Leave out the images; return the rest of the data exactly.

[Dataset excerpts start]

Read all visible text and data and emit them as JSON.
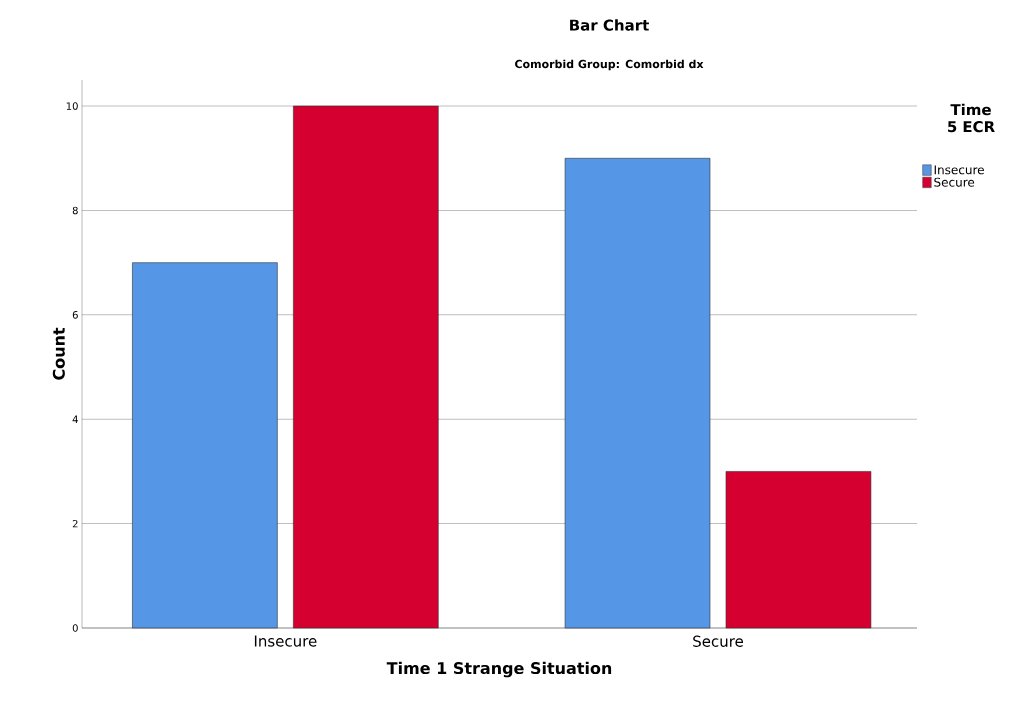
{
  "chart_data": {
    "type": "bar",
    "title": "Bar Chart",
    "subtitle": "Comorbid Group: Comorbid dx",
    "xlabel": "Time 1 Strange Situation",
    "ylabel": "Count",
    "legend_title": "Time 5 ECR",
    "categories": [
      "Insecure",
      "Secure"
    ],
    "series": [
      {
        "name": "Insecure",
        "color": "#5596e6",
        "values": [
          7,
          9
        ]
      },
      {
        "name": "Secure",
        "color": "#d5002f",
        "values": [
          10,
          3
        ]
      }
    ],
    "ylim": [
      0,
      10.5
    ],
    "yticks": [
      0,
      2,
      4,
      6,
      8,
      10
    ],
    "grid": "y",
    "legend": "top right"
  }
}
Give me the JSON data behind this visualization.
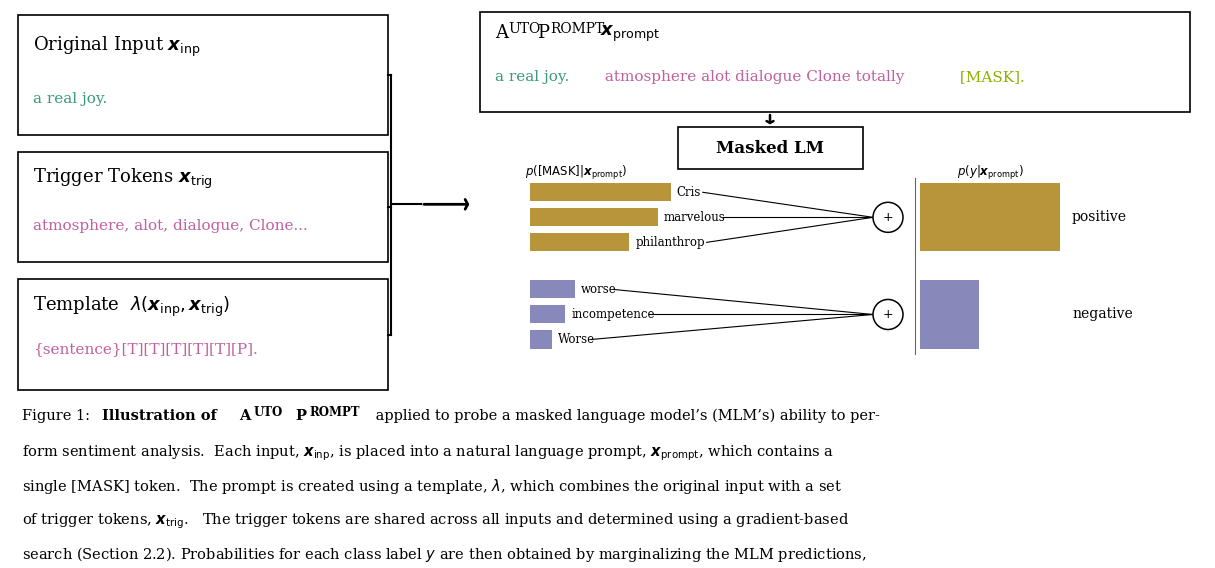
{
  "bg_color": "#ffffff",
  "bar_color_positive": "#b8953a",
  "bar_color_negative": "#8888bb",
  "positive_bars": [
    {
      "label": "Cris",
      "value": 0.88
    },
    {
      "label": "marvelous",
      "value": 0.8
    },
    {
      "label": "philanthrop",
      "value": 0.62
    }
  ],
  "negative_bars": [
    {
      "label": "worse",
      "value": 0.28
    },
    {
      "label": "incompetence",
      "value": 0.22
    },
    {
      "label": "Worse",
      "value": 0.14
    }
  ]
}
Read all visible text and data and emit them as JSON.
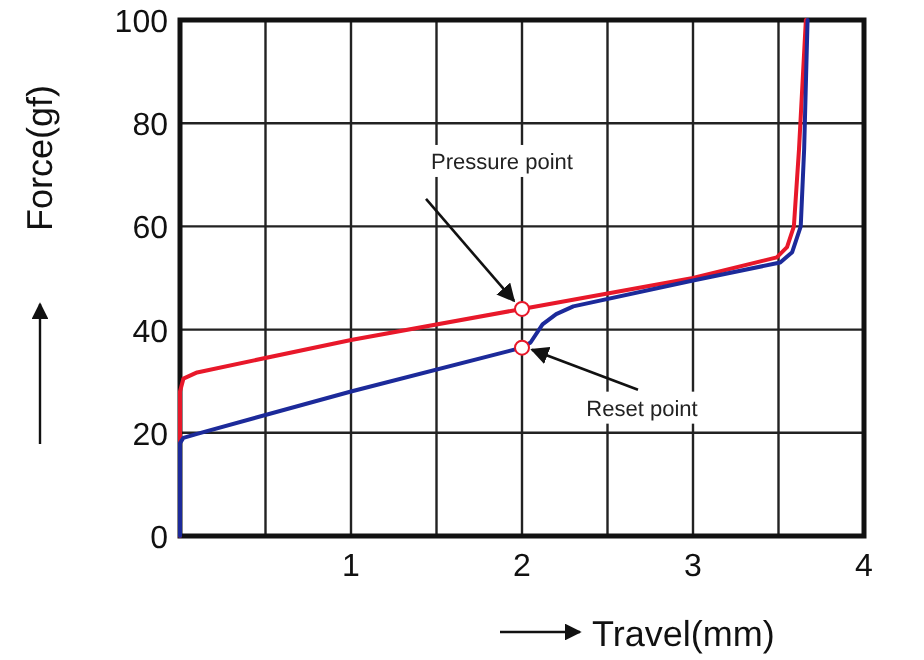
{
  "chart_data": {
    "type": "line",
    "xlabel": "Travel(mm)",
    "ylabel": "Force(gf)",
    "xlim": [
      0,
      4
    ],
    "ylim": [
      0,
      100
    ],
    "xticks": [
      {
        "value": 0.5,
        "label": null
      },
      1,
      {
        "value": 1.5,
        "label": null
      },
      2,
      {
        "value": 2.5,
        "label": null
      },
      3,
      {
        "value": 3.5,
        "label": null
      },
      4
    ],
    "yticks": [
      0,
      20,
      40,
      60,
      80,
      100
    ],
    "grid": true,
    "marker": "none",
    "line_style": "solid",
    "series": [
      {
        "color": "#e8182a",
        "x": [
          0,
          0,
          0.02,
          0.1,
          1,
          2,
          3,
          3.49,
          3.55,
          3.59,
          3.62,
          3.66
        ],
        "values": [
          0,
          28,
          30.5,
          31.7,
          38,
          44,
          50,
          54,
          56,
          60,
          75,
          100
        ]
      },
      {
        "color": "#1c2a9a",
        "x": [
          0,
          0,
          0.02,
          0.1,
          1,
          2,
          2.05,
          2.12,
          2.2,
          2.3,
          3,
          3.51,
          3.58,
          3.63,
          3.65,
          3.67
        ],
        "values": [
          0,
          18,
          19,
          19.8,
          28,
          36.5,
          37.5,
          41,
          43,
          44.5,
          49.5,
          53,
          55,
          60,
          75,
          100
        ]
      }
    ],
    "annotations": [
      {
        "text": "Pressure point",
        "x": 2,
        "y": 44
      },
      {
        "text": "Reset point",
        "x": 2,
        "y": 36.5
      }
    ]
  }
}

[Dataset excerpts end]

Complete answer -
Read all visible text and data and emit them as JSON.
{
  "chart_data": {
    "type": "bar",
    "title": "Bar Chart",
    "subtitle": "Comorbid Group: Comorbid dx",
    "xlabel": "Time 1 Strange Situation",
    "ylabel": "Count",
    "legend_title": "Time 5 ECR",
    "categories": [
      "Insecure",
      "Secure"
    ],
    "series": [
      {
        "name": "Insecure",
        "color": "#5596e6",
        "values": [
          7,
          9
        ]
      },
      {
        "name": "Secure",
        "color": "#d5002f",
        "values": [
          10,
          3
        ]
      }
    ],
    "ylim": [
      0,
      10.5
    ],
    "yticks": [
      0,
      2,
      4,
      6,
      8,
      10
    ],
    "grid": "y",
    "legend": "top right"
  }
}
Give me the JSON data behind this visualization.
{
  "bg_color": "#ffffff",
  "bar_color_positive": "#b8953a",
  "bar_color_negative": "#8888bb",
  "positive_bars": [
    {
      "label": "Cris",
      "value": 0.88
    },
    {
      "label": "marvelous",
      "value": 0.8
    },
    {
      "label": "philanthrop",
      "value": 0.62
    }
  ],
  "negative_bars": [
    {
      "label": "worse",
      "value": 0.28
    },
    {
      "label": "incompetence",
      "value": 0.22
    },
    {
      "label": "Worse",
      "value": 0.14
    }
  ]
}
Read all visible text and data and emit them as JSON.
{
  "chart_data": {
    "type": "line",
    "xlabel": "Travel(mm)",
    "ylabel": "Force(gf)",
    "xlim": [
      0,
      4
    ],
    "ylim": [
      0,
      100
    ],
    "xticks": [
      {
        "value": 0.5,
        "label": null
      },
      1,
      {
        "value": 1.5,
        "label": null
      },
      2,
      {
        "value": 2.5,
        "label": null
      },
      3,
      {
        "value": 3.5,
        "label": null
      },
      4
    ],
    "yticks": [
      0,
      20,
      40,
      60,
      80,
      100
    ],
    "grid": true,
    "marker": "none",
    "line_style": "solid",
    "series": [
      {
        "color": "#e8182a",
        "x": [
          0,
          0,
          0.02,
          0.1,
          1,
          2,
          3,
          3.49,
          3.55,
          3.59,
          3.62,
          3.66
        ],
        "values": [
          0,
          28,
          30.5,
          31.7,
          38,
          44,
          50,
          54,
          56,
          60,
          75,
          100
        ]
      },
      {
        "color": "#1c2a9a",
        "x": [
          0,
          0,
          0.02,
          0.1,
          1,
          2,
          2.05,
          2.12,
          2.2,
          2.3,
          3,
          3.51,
          3.58,
          3.63,
          3.65,
          3.67
        ],
        "values": [
          0,
          18,
          19,
          19.8,
          28,
          36.5,
          37.5,
          41,
          43,
          44.5,
          49.5,
          53,
          55,
          60,
          75,
          100
        ]
      }
    ],
    "annotations": [
      {
        "text": "Pressure point",
        "x": 2,
        "y": 44
      },
      {
        "text": "Reset point",
        "x": 2,
        "y": 36.5
      }
    ]
  }
}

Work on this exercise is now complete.